_YOUR OBJECTIVE_
Every entry below should be repeated exactly; the pictures should not.

_STORED DATA_

=====

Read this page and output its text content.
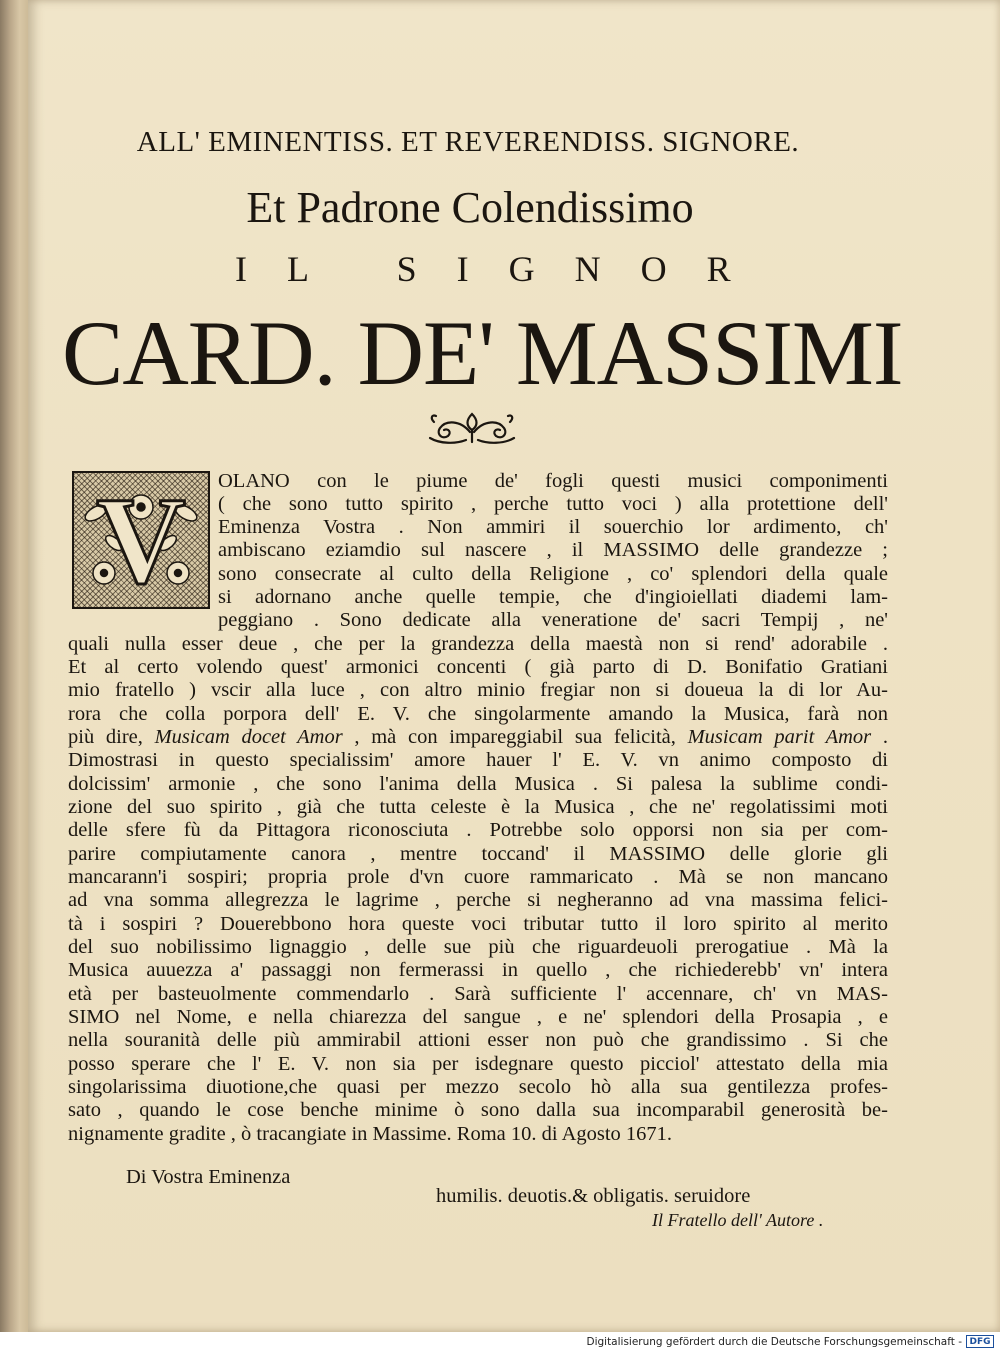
ALL' EMINENTISS. ET REVERENDISS. SIGNORE.
Et Padrone Colendissimo
IL SIGNOR
CARD. DE' MASSIMI
V	OLANO con le piume de' fogli questi musici componimenti
( che sono tutto spirito , perche tutto voci ) alla protettione dell'
Eminenza Vostra . Non ammiri il souerchio lor ardimento, ch'
ambiscano eziamdio sul nascere , il MASSIMO delle grandezze ;
sono consecrate al culto della Religione , co' splendori della quale
si adornano anche quelle tempie, che d'ingioiellati diademi lam-
peggiano . Sono dedicate alla veneratione de' sacri Tempij , ne'
quali nulla esser deue , che per la grandezza della maestà non si rend' adorabile .
Et al certo volendo quest' armonici concenti ( già parto di D. Bonifatio Gratiani
mio fratello ) vscir alla luce , con altro minio fregiar non si doueua la di lor Au-
rora che colla porpora dell' E. V. che singolarmente amando la Musica, farà non
più dire, Musicam docet Amor , mà con impareggiabil sua felicità, Musicam parit Amor .
Dimostrasi in questo specialissim' amore hauer l' E. V. vn animo composto di
dolcissim' armonie , che sono l'anima della Musica . Si palesa la sublime condi-
zione del suo spirito , già che tutta celeste è la Musica , che ne' regolatissimi moti
delle sfere fù da Pittagora riconosciuta . Potrebbe solo opporsi non sia per com-
parire compiutamente canora , mentre toccand' il MASSIMO delle glorie gli
mancarann'i sospiri; propria prole d'vn cuore rammaricato . Mà se non mancano
ad vna somma allegrezza le lagrime , perche si negheranno ad vna massima felici-
tà i sospiri ? Douerebbono hora queste voci tributar tutto il loro spirito al merito
del suo nobilissimo lignaggio , delle sue più che riguardeuoli prerogatiue . Mà la
Musica auuezza a' passaggi non fermerassi in quello , che richiederebb' vn' intera
età per basteuolmente commendarlo . Sarà sufficiente l' accennare, ch' vn MAS-
SIMO nel Nome, e nella chiarezza del sangue , e ne' splendori della Prosapia , e
nella souranità delle più ammirabil attioni esser non può che grandissimo . Si che
posso sperare che l' E. V. non sia per isdegnare questo picciol' attestato della mia
singolarissima diuotione,che quasi per mezzo secolo hò alla sua gentilezza profes-
sato , quando le cose benche minime ò sono dalla sua incomparabil generosità be-
nignamente gradite , ò tracangiate in Massime. Roma 10. di Agosto 1671.
Di Vostra Eminenza
humilis. deuotis.& obligatis. seruidore
Il Fratello dell' Autore .
Digitalisierung gefördert durch die Deutsche Forschungsgemeinschaft - DFG
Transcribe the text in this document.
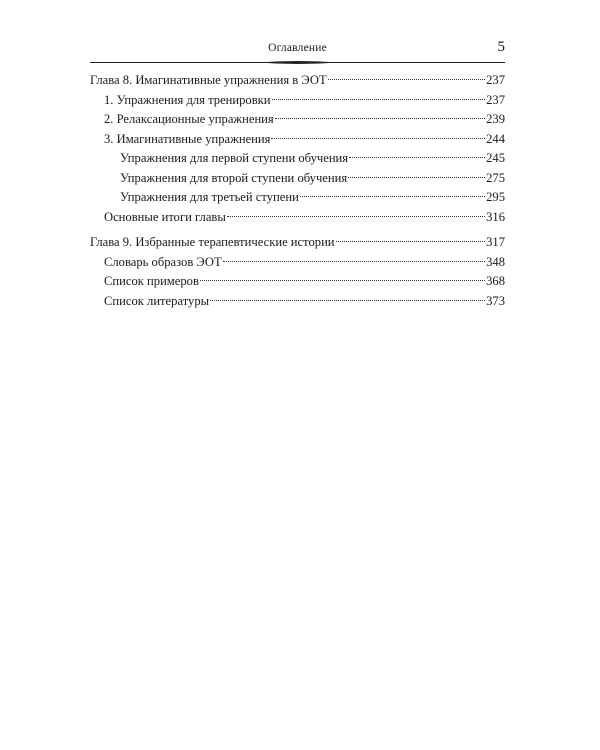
Оглавление	5
Глава 8. Имагинативные упражнения в ЭОТ	237
1. Упражнения для тренировки	237
2. Релаксационные упражнения	239
3. Имагинативные упражнения	244
Упражнения для первой ступени обучения	245
Упражнения для второй ступени обучения	275
Упражнения для третьей ступени	295
Основные итоги главы	316
Глава 9. Избранные терапевтические истории	317
Словарь образов ЭОТ	348
Список примеров	368
Список литературы	373
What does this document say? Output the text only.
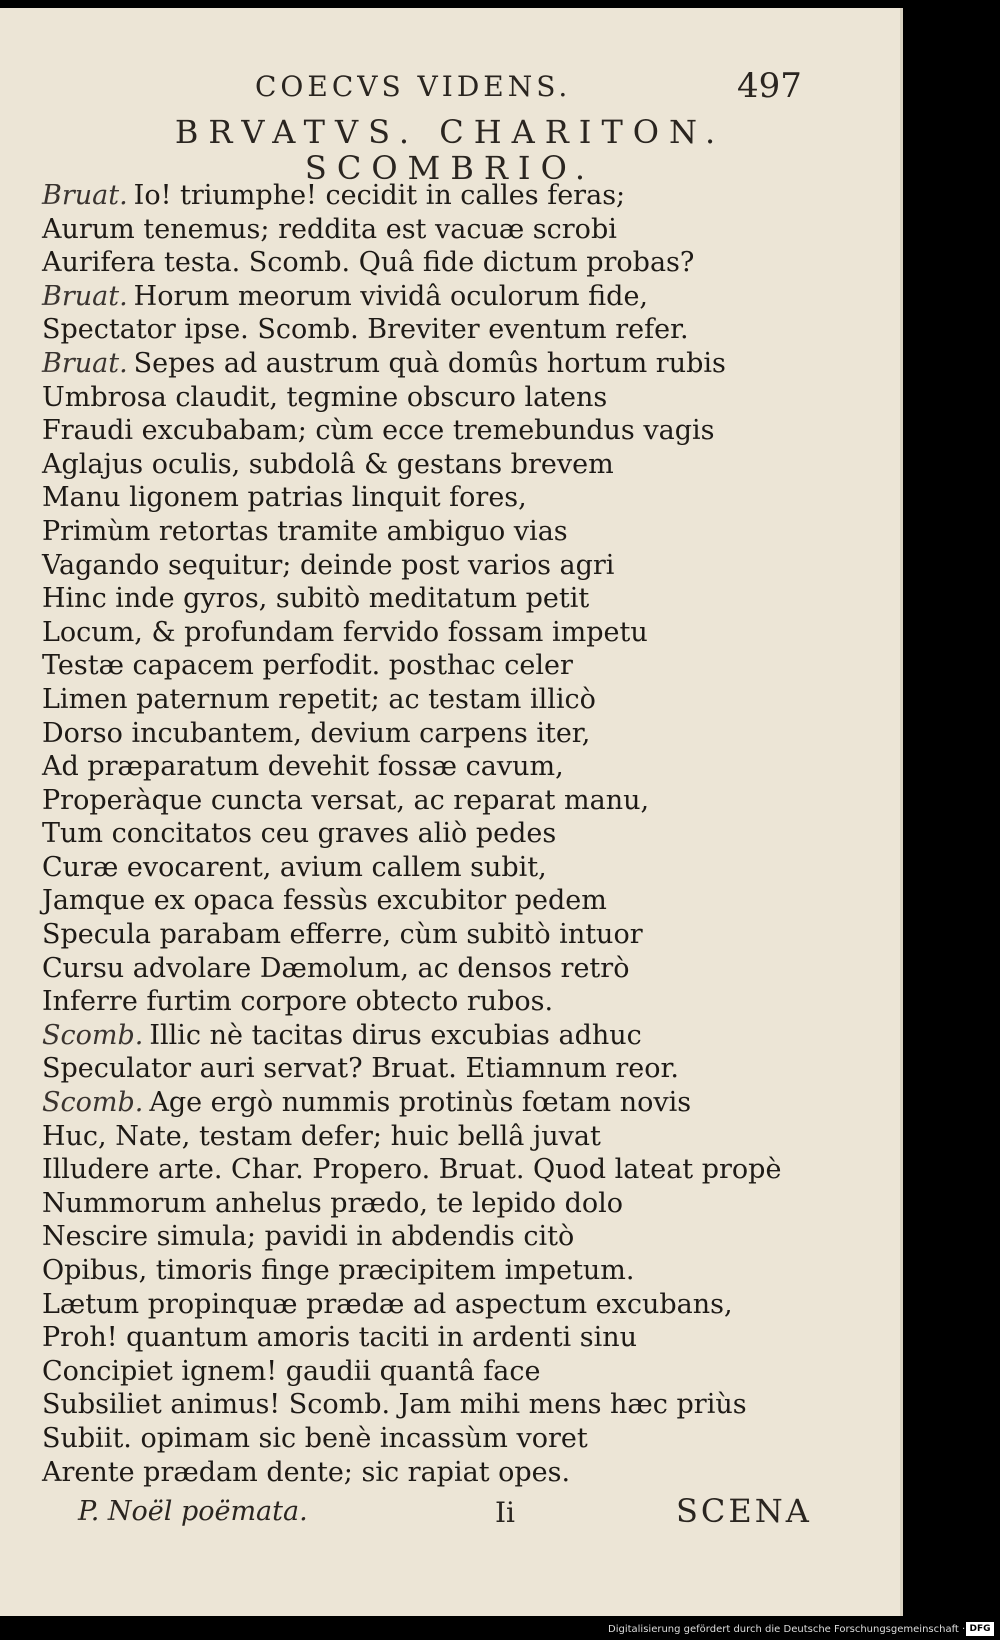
COECVS VIDENS.	497
BRVATVS. CHARITON.
SCOMBRIO.
Bruat. Io! triumphe! cecidit in calles feras;
Aurum tenemus; reddita est vacuæ scrobi
Aurifera testa. Scomb. Quâ fide dictum probas?
Bruat. Horum meorum vividâ oculorum fide,
Spectator ipse. Scomb. Breviter eventum refer.
Bruat. Sepes ad austrum quà domûs hortum rubis
Umbrosa claudit, tegmine obscuro latens
Fraudi excubabam; cùm ecce tremebundus vagis
Aglajus oculis, subdolâ & gestans brevem
Manu ligonem patrias linquit fores,
Primùm retortas tramite ambiguo vias
Vagando sequitur; deinde post varios agri
Hinc inde gyros, subitò meditatum petit
Locum, & profundam fervido fossam impetu
Testæ capacem perfodit. posthac celer
Limen paternum repetit; ac testam illicò
Dorso incubantem, devium carpens iter,
Ad præparatum devehit fossæ cavum,
Properàque cuncta versat, ac reparat manu,
Tum concitatos ceu graves aliò pedes
Curæ evocarent, avium callem subit,
Jamque ex opaca fessùs excubitor pedem
Specula parabam efferre, cùm subitò intuor
Cursu advolare Dæmolum, ac densos retrò
Inferre furtim corpore obtecto rubos.
Scomb. Illic nè tacitas dirus excubias adhuc
Speculator auri servat? Bruat. Etiamnum reor.
Scomb. Age ergò nummis protinùs fœtam novis
Huc, Nate, testam defer; huic bellâ juvat
Illudere arte. Char. Propero. Bruat. Quod lateat propè
Nummorum anhelus prædo, te lepido dolo
Nescire simula; pavidi in abdendis citò
Opibus, timoris finge præcipitem impetum.
Lætum propinquæ prædæ ad aspectum excubans,
Proh! quantum amoris taciti in ardenti sinu
Concipiet ignem! gaudii quantâ face
Subsiliet animus! Scomb. Jam mihi mens hæc priùs
Subiit. opimam sic benè incassùm voret
Arente prædam dente; sic rapiat opes.
P. Noël poëmata.	Ii	SCENA
Digitalisierung gefördert durch die Deutsche Forschungsgemeinschaft · DFG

=====

_TASK OUTPUT_
Read this page and output its text content.
ALL' EMINENTISS. ET REVERENDISS. SIGNORE.
Et Padrone Colendissimo
IL SIGNOR
CARD. DE' MASSIMI
V	OLANO con le piume de' fogli questi musici componimenti
( che sono tutto spirito , perche tutto voci ) alla protettione dell'
Eminenza Vostra . Non ammiri il souerchio lor ardimento, ch'
ambiscano eziamdio sul nascere , il MASSIMO delle grandezze ;
sono consecrate al culto della Religione , co' splendori della quale
si adornano anche quelle tempie, che d'ingioiellati diademi lam-
peggiano . Sono dedicate alla veneratione de' sacri Tempij , ne'
quali nulla esser deue , che per la grandezza della maestà non si rend' adorabile .
Et al certo volendo quest' armonici concenti ( già parto di D. Bonifatio Gratiani
mio fratello ) vscir alla luce , con altro minio fregiar non si doueua la di lor Au-
rora che colla porpora dell' E. V. che singolarmente amando la Musica, farà non
più dire, Musicam docet Amor , mà con impareggiabil sua felicità, Musicam parit Amor .
Dimostrasi in questo specialissim' amore hauer l' E. V. vn animo composto di
dolcissim' armonie , che sono l'anima della Musica . Si palesa la sublime condi-
zione del suo spirito , già che tutta celeste è la Musica , che ne' regolatissimi moti
delle sfere fù da Pittagora riconosciuta . Potrebbe solo opporsi non sia per com-
parire compiutamente canora , mentre toccand' il MASSIMO delle glorie gli
mancarann'i sospiri; propria prole d'vn cuore rammaricato . Mà se non mancano
ad vna somma allegrezza le lagrime , perche si negheranno ad vna massima felici-
tà i sospiri ? Douerebbono hora queste voci tributar tutto il loro spirito al merito
del suo nobilissimo lignaggio , delle sue più che riguardeuoli prerogatiue . Mà la
Musica auuezza a' passaggi non fermerassi in quello , che richiederebb' vn' intera
età per basteuolmente commendarlo . Sarà sufficiente l' accennare, ch' vn MAS-
SIMO nel Nome, e nella chiarezza del sangue , e ne' splendori della Prosapia , e
nella souranità delle più ammirabil attioni esser non può che grandissimo . Si che
posso sperare che l' E. V. non sia per isdegnare questo picciol' attestato della mia
singolarissima diuotione,che quasi per mezzo secolo hò alla sua gentilezza profes-
sato , quando le cose benche minime ò sono dalla sua incomparabil generosità be-
nignamente gradite , ò tracangiate in Massime. Roma 10. di Agosto 1671.
Di Vostra Eminenza
humilis. deuotis.& obligatis. seruidore
Il Fratello dell' Autore .
Digitalisierung gefördert durch die Deutsche Forschungsgemeinschaft - DFG
Transcribe the text in this document.
Оглавление	5
Глава 8. Имагинативные упражнения в ЭОТ	237
1. Упражнения для тренировки	237
2. Релаксационные упражнения	239
3. Имагинативные упражнения	244
Упражнения для первой ступени обучения	245
Упражнения для второй ступени обучения	275
Упражнения для третьей ступени	295
Основные итоги главы	316
Глава 9. Избранные терапевтические истории	317
Словарь образов ЭОТ	348
Список примеров	368
Список литературы	373
What does this document say? Output the text only.
COECVS VIDENS.	497
BRVATVS. CHARITON.
SCOMBRIO.
Bruat. Io! triumphe! cecidit in calles feras;
Aurum tenemus; reddita est vacuæ scrobi
Aurifera testa. Scomb. Quâ fide dictum probas?
Bruat. Horum meorum vividâ oculorum fide,
Spectator ipse. Scomb. Breviter eventum refer.
Bruat. Sepes ad austrum quà domûs hortum rubis
Umbrosa claudit, tegmine obscuro latens
Fraudi excubabam; cùm ecce tremebundus vagis
Aglajus oculis, subdolâ & gestans brevem
Manu ligonem patrias linquit fores,
Primùm retortas tramite ambiguo vias
Vagando sequitur; deinde post varios agri
Hinc inde gyros, subitò meditatum petit
Locum, & profundam fervido fossam impetu
Testæ capacem perfodit. posthac celer
Limen paternum repetit; ac testam illicò
Dorso incubantem, devium carpens iter,
Ad præparatum devehit fossæ cavum,
Properàque cuncta versat, ac reparat manu,
Tum concitatos ceu graves aliò pedes
Curæ evocarent, avium callem subit,
Jamque ex opaca fessùs excubitor pedem
Specula parabam efferre, cùm subitò intuor
Cursu advolare Dæmolum, ac densos retrò
Inferre furtim corpore obtecto rubos.
Scomb. Illic nè tacitas dirus excubias adhuc
Speculator auri servat? Bruat. Etiamnum reor.
Scomb. Age ergò nummis protinùs fœtam novis
Huc, Nate, testam defer; huic bellâ juvat
Illudere arte. Char. Propero. Bruat. Quod lateat propè
Nummorum anhelus prædo, te lepido dolo
Nescire simula; pavidi in abdendis citò
Opibus, timoris finge præcipitem impetum.
Lætum propinquæ prædæ ad aspectum excubans,
Proh! quantum amoris taciti in ardenti sinu
Concipiet ignem! gaudii quantâ face
Subsiliet animus! Scomb. Jam mihi mens hæc priùs
Subiit. opimam sic benè incassùm voret
Arente prædam dente; sic rapiat opes.
P. Noël poëmata.	Ii	SCENA
Digitalisierung gefördert durch die Deutsche Forschungsgemeinschaft · DFG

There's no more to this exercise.